>> START Data shown

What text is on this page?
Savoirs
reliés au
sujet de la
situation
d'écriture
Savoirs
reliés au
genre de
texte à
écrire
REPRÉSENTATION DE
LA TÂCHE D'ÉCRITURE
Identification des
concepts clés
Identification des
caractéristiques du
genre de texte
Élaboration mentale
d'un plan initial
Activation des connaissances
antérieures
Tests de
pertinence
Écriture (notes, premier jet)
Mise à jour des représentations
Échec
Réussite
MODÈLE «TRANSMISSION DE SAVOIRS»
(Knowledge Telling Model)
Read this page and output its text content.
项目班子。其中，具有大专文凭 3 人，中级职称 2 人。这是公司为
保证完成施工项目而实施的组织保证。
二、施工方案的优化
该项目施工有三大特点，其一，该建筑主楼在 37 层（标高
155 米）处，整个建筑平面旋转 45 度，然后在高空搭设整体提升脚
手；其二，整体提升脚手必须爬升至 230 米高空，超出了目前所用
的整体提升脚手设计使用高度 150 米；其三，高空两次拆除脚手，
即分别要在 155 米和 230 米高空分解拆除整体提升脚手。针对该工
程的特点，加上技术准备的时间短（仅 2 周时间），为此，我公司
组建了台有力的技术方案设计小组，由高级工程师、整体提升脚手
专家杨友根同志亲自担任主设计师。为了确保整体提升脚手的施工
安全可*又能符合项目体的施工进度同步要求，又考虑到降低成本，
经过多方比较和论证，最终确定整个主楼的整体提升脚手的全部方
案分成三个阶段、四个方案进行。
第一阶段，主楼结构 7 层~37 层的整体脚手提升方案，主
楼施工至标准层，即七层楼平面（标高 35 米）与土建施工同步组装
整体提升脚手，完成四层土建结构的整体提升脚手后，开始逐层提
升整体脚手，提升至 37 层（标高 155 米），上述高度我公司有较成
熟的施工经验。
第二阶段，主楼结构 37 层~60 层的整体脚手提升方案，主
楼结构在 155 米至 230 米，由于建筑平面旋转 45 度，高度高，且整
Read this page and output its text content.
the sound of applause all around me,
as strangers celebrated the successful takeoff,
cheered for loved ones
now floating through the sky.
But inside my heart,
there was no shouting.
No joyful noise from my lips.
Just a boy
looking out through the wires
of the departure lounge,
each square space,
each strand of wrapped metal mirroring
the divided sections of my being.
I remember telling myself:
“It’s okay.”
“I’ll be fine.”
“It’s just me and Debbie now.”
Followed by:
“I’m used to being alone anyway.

>> END Data shown

- Stated task -
Reproduce every line of the data verbatim.

- Exercise output -
What text is on this page?
Savoirs
reliés au
sujet de la
situation
d'écriture
Savoirs
reliés au
genre de
texte à
écrire
REPRÉSENTATION DE
LA TÂCHE D'ÉCRITURE
Identification des
concepts clés
Identification des
caractéristiques du
genre de texte
Élaboration mentale
d'un plan initial
Activation des connaissances
antérieures
Tests de
pertinence
Écriture (notes, premier jet)
Mise à jour des représentations
Échec
Réussite
MODÈLE «TRANSMISSION DE SAVOIRS»
(Knowledge Telling Model)
Read this page and output its text content.
项目班子。其中，具有大专文凭 3 人，中级职称 2 人。这是公司为
保证完成施工项目而实施的组织保证。
二、施工方案的优化
该项目施工有三大特点，其一，该建筑主楼在 37 层（标高
155 米）处，整个建筑平面旋转 45 度，然后在高空搭设整体提升脚
手；其二，整体提升脚手必须爬升至 230 米高空，超出了目前所用
的整体提升脚手设计使用高度 150 米；其三，高空两次拆除脚手，
即分别要在 155 米和 230 米高空分解拆除整体提升脚手。针对该工
程的特点，加上技术准备的时间短（仅 2 周时间），为此，我公司
组建了台有力的技术方案设计小组，由高级工程师、整体提升脚手
专家杨友根同志亲自担任主设计师。为了确保整体提升脚手的施工
安全可*又能符合项目体的施工进度同步要求，又考虑到降低成本，
经过多方比较和论证，最终确定整个主楼的整体提升脚手的全部方
案分成三个阶段、四个方案进行。
第一阶段，主楼结构 7 层~37 层的整体脚手提升方案，主
楼施工至标准层，即七层楼平面（标高 35 米）与土建施工同步组装
整体提升脚手，完成四层土建结构的整体提升脚手后，开始逐层提
升整体脚手，提升至 37 层（标高 155 米），上述高度我公司有较成
熟的施工经验。
第二阶段，主楼结构 37 层~60 层的整体脚手提升方案，主
楼结构在 155 米至 230 米，由于建筑平面旋转 45 度，高度高，且整
Read this page and output its text content.
the sound of applause all around me,
as strangers celebrated the successful takeoff,
cheered for loved ones
now floating through the sky.
But inside my heart,
there was no shouting.
No joyful noise from my lips.
Just a boy
looking out through the wires
of the departure lounge,
each square space,
each strand of wrapped metal mirroring
the divided sections of my being.
I remember telling myself:
“It’s okay.”
“I’ll be fine.”
“It’s just me and Debbie now.”
Followed by:
“I’m used to being alone anyway.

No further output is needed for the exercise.